Copy out word for word the portion of the entries that starts at the line containing "- button[interactable]: Forward: [291, 1006, 369, 1070]" and ends at the line containing "- button[interactable]: 身体质量指数: [0, 706, 103, 742]", including both of those lines.

[Dataset items]
+ + + + +

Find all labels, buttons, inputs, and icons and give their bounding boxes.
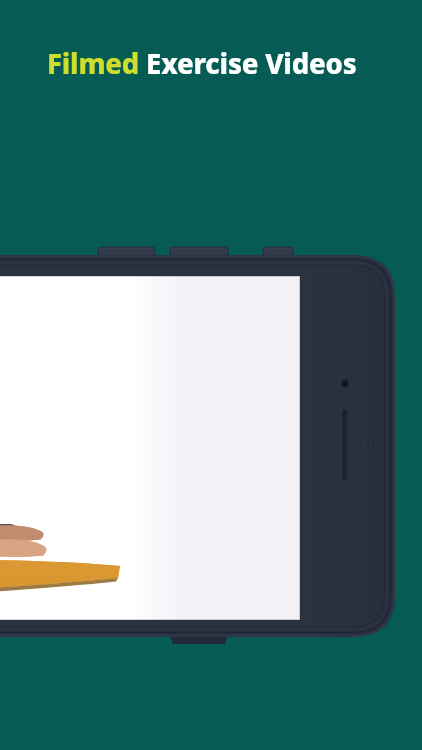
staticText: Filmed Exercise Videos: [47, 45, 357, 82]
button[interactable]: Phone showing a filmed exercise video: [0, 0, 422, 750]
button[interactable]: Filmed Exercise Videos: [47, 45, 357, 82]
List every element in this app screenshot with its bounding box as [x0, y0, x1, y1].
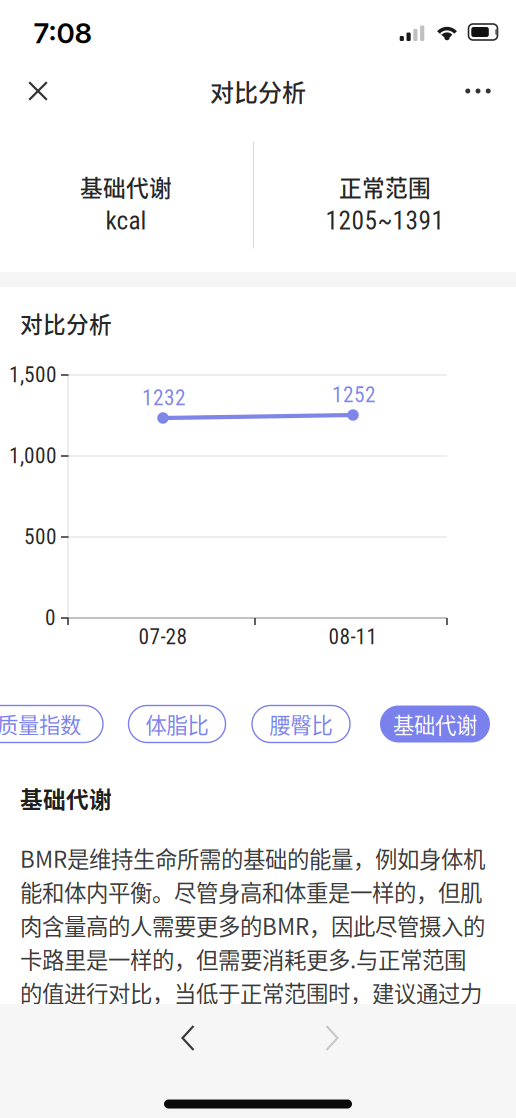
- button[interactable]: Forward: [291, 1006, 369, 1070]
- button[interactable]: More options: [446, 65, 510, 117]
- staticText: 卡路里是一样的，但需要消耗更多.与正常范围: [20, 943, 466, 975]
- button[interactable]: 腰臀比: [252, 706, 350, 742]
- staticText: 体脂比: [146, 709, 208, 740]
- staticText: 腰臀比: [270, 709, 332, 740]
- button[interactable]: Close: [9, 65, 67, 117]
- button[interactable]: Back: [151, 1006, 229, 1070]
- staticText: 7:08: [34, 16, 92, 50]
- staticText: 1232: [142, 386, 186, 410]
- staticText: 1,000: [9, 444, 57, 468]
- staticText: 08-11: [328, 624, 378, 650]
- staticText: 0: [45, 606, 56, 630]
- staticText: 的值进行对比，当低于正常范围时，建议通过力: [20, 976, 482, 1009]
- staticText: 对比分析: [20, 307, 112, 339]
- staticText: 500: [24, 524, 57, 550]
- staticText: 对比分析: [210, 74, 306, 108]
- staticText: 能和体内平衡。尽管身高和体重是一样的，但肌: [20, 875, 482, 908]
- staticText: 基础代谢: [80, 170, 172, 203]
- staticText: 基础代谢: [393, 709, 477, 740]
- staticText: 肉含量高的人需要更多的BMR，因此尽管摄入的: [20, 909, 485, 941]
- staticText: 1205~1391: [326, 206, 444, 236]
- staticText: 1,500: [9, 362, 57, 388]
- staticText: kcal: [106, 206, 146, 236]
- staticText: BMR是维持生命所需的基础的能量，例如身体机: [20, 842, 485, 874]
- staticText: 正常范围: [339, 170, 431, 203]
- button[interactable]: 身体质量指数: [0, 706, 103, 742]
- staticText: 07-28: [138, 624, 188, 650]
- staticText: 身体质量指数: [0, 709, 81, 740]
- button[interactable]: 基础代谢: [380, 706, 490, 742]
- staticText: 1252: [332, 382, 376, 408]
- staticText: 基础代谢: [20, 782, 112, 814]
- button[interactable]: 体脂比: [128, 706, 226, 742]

+ + + + +

**REPLY TO THE TASK**
- button[interactable]: Forward: [291, 1006, 369, 1070]
- button[interactable]: More options: [446, 65, 510, 117]
- staticText: 卡路里是一样的，但需要消耗更多.与正常范围: [20, 943, 466, 975]
- button[interactable]: 腰臀比: [252, 706, 350, 742]
- staticText: 体脂比: [146, 709, 208, 740]
- staticText: 腰臀比: [270, 709, 332, 740]
- button[interactable]: Close: [9, 65, 67, 117]
- button[interactable]: Back: [151, 1006, 229, 1070]
- staticText: 7:08: [34, 16, 92, 50]
- staticText: 1232: [142, 386, 186, 410]
- staticText: 1,000: [9, 444, 57, 468]
- staticText: 08-11: [328, 624, 378, 650]
- staticText: 0: [45, 606, 56, 630]
- staticText: 的值进行对比，当低于正常范围时，建议通过力: [20, 976, 482, 1009]
- staticText: 对比分析: [20, 307, 112, 339]
- staticText: 500: [24, 524, 57, 550]
- staticText: 对比分析: [210, 74, 306, 108]
- staticText: 能和体内平衡。尽管身高和体重是一样的，但肌: [20, 875, 482, 908]
- staticText: 基础代谢: [80, 170, 172, 203]
- staticText: 基础代谢: [393, 709, 477, 740]
- staticText: 肉含量高的人需要更多的BMR，因此尽管摄入的: [20, 909, 485, 941]
- staticText: 1205~1391: [326, 206, 444, 236]
- staticText: 1,500: [9, 362, 57, 388]
- staticText: kcal: [106, 206, 146, 236]
- staticText: BMR是维持生命所需的基础的能量，例如身体机: [20, 842, 485, 874]
- staticText: 正常范围: [339, 170, 431, 203]
- button[interactable]: 身体质量指数: [0, 706, 103, 742]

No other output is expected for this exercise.